TASK DATA
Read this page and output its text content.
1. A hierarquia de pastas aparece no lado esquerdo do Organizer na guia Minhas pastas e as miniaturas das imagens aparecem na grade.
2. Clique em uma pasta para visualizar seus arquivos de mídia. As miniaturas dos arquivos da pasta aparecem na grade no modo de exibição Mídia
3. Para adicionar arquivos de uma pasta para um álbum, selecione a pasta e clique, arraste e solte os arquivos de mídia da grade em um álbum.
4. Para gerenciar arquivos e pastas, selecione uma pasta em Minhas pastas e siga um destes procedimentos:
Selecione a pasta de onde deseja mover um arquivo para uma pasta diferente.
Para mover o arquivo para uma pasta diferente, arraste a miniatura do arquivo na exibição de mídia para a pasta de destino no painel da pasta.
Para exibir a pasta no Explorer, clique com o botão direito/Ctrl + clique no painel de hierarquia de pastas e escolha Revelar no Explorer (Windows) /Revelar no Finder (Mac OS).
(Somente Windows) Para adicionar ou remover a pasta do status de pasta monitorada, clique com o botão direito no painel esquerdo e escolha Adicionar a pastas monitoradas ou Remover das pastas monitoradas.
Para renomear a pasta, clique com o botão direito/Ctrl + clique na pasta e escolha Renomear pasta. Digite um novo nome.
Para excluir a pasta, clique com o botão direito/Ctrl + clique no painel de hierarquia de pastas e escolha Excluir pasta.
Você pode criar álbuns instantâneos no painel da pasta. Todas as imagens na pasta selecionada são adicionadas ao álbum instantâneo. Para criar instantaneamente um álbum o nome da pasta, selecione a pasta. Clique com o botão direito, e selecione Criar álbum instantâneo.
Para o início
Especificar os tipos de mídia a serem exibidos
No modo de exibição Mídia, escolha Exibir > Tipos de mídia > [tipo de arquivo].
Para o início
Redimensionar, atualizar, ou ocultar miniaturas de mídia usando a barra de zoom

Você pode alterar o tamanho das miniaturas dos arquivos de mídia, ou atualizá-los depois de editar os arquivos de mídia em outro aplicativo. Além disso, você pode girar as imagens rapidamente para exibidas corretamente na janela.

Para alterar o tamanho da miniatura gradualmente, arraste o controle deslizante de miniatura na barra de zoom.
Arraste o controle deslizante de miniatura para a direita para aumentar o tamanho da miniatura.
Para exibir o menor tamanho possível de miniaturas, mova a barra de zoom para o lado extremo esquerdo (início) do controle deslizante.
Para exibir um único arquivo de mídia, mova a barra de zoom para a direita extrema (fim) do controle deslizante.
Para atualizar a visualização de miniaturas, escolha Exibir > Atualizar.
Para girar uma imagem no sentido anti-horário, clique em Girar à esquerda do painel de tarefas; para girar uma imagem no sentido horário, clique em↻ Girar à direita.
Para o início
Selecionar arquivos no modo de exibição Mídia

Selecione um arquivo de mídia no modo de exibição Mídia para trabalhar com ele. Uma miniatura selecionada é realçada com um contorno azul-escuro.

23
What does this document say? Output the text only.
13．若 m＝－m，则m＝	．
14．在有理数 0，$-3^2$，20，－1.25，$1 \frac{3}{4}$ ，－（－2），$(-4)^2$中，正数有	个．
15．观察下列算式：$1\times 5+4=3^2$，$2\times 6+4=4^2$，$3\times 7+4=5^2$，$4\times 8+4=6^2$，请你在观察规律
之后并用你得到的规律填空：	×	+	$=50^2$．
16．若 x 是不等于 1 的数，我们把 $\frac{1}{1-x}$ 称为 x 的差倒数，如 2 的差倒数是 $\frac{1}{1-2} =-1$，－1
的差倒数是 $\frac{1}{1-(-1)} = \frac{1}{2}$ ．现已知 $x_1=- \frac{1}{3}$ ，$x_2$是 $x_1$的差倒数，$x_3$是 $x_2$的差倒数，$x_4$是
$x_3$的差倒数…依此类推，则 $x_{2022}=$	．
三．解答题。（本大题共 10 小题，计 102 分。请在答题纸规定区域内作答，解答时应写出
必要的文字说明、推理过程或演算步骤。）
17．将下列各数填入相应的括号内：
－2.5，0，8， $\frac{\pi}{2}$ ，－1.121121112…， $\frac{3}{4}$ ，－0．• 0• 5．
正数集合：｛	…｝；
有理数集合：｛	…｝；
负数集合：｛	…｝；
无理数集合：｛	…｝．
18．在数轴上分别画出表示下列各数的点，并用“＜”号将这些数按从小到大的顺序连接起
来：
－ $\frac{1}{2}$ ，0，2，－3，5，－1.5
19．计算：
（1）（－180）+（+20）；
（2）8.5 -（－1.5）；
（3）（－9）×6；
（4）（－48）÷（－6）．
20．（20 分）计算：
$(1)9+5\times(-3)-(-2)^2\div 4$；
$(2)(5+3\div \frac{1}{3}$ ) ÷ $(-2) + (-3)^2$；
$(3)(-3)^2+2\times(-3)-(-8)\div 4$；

WHAT IS EXPECTED
How many lines of these entries contain the string "times"? Reply with the number alone.

SOLUTION FOR THIS TASK
3